*Task description*. Write out the whole listing, matching it exactly.

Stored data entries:

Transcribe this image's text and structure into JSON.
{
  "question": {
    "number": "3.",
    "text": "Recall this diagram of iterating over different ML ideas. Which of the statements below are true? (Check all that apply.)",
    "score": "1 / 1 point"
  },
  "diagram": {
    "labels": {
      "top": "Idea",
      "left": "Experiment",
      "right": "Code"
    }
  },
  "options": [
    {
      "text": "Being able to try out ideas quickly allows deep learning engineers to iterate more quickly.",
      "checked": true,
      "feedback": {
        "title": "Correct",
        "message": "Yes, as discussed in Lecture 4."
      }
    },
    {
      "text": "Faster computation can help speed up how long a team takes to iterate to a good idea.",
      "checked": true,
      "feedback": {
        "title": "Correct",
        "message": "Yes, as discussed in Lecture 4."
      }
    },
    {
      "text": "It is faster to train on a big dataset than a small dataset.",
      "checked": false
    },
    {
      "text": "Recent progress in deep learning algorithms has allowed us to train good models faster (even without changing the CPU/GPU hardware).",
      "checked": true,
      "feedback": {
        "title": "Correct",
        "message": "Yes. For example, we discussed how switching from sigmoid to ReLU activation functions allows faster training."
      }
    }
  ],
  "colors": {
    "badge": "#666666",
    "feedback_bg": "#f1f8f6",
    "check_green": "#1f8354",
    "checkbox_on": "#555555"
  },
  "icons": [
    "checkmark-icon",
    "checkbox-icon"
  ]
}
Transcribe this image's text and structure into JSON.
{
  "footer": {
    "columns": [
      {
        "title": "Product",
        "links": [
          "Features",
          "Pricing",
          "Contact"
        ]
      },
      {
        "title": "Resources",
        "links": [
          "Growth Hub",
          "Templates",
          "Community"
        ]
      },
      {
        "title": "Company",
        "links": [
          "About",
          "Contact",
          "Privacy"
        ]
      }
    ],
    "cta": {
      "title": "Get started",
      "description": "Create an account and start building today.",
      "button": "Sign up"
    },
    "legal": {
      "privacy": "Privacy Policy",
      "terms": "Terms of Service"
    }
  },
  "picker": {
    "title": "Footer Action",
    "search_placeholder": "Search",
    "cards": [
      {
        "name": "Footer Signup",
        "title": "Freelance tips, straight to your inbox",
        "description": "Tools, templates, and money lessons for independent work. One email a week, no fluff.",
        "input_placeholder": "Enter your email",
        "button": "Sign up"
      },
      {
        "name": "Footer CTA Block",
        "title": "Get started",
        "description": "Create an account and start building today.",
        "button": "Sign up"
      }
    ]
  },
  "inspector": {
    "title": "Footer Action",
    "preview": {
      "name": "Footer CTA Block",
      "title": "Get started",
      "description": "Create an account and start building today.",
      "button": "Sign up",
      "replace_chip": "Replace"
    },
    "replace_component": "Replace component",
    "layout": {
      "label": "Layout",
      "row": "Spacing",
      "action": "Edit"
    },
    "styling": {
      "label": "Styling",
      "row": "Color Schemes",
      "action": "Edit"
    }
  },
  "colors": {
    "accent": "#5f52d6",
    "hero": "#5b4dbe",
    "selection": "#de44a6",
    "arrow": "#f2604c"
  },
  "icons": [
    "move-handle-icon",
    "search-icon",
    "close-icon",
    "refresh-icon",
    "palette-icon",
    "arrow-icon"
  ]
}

*Expected answer*.
Transcribe this image's text and structure into JSON.
{
  "question": {
    "number": "3.",
    "text": "Recall this diagram of iterating over different ML ideas. Which of the statements below are true? (Check all that apply.)",
    "score": "1 / 1 point"
  },
  "diagram": {
    "labels": {
      "top": "Idea",
      "left": "Experiment",
      "right": "Code"
    }
  },
  "options": [
    {
      "text": "Being able to try out ideas quickly allows deep learning engineers to iterate more quickly.",
      "checked": true,
      "feedback": {
        "title": "Correct",
        "message": "Yes, as discussed in Lecture 4."
      }
    },
    {
      "text": "Faster computation can help speed up how long a team takes to iterate to a good idea.",
      "checked": true,
      "feedback": {
        "title": "Correct",
        "message": "Yes, as discussed in Lecture 4."
      }
    },
    {
      "text": "It is faster to train on a big dataset than a small dataset.",
      "checked": false
    },
    {
      "text": "Recent progress in deep learning algorithms has allowed us to train good models faster (even without changing the CPU/GPU hardware).",
      "checked": true,
      "feedback": {
        "title": "Correct",
        "message": "Yes. For example, we discussed how switching from sigmoid to ReLU activation functions allows faster training."
      }
    }
  ],
  "colors": {
    "badge": "#666666",
    "feedback_bg": "#f1f8f6",
    "check_green": "#1f8354",
    "checkbox_on": "#555555"
  },
  "icons": [
    "checkmark-icon",
    "checkbox-icon"
  ]
}
Transcribe this image's text and structure into JSON.
{
  "footer": {
    "columns": [
      {
        "title": "Product",
        "links": [
          "Features",
          "Pricing",
          "Contact"
        ]
      },
      {
        "title": "Resources",
        "links": [
          "Growth Hub",
          "Templates",
          "Community"
        ]
      },
      {
        "title": "Company",
        "links": [
          "About",
          "Contact",
          "Privacy"
        ]
      }
    ],
    "cta": {
      "title": "Get started",
      "description": "Create an account and start building today.",
      "button": "Sign up"
    },
    "legal": {
      "privacy": "Privacy Policy",
      "terms": "Terms of Service"
    }
  },
  "picker": {
    "title": "Footer Action",
    "search_placeholder": "Search",
    "cards": [
      {
        "name": "Footer Signup",
        "title": "Freelance tips, straight to your inbox",
        "description": "Tools, templates, and money lessons for independent work. One email a week, no fluff.",
        "input_placeholder": "Enter your email",
        "button": "Sign up"
      },
      {
        "name": "Footer CTA Block",
        "title": "Get started",
        "description": "Create an account and start building today.",
        "button": "Sign up"
      }
    ]
  },
  "inspector": {
    "title": "Footer Action",
    "preview": {
      "name": "Footer CTA Block",
      "title": "Get started",
      "description": "Create an account and start building today.",
      "button": "Sign up",
      "replace_chip": "Replace"
    },
    "replace_component": "Replace component",
    "layout": {
      "label": "Layout",
      "row": "Spacing",
      "action": "Edit"
    },
    "styling": {
      "label": "Styling",
      "row": "Color Schemes",
      "action": "Edit"
    }
  },
  "colors": {
    "accent": "#5f52d6",
    "hero": "#5b4dbe",
    "selection": "#de44a6",
    "arrow": "#f2604c"
  },
  "icons": [
    "move-handle-icon",
    "search-icon",
    "close-icon",
    "refresh-icon",
    "palette-icon",
    "arrow-icon"
  ]
}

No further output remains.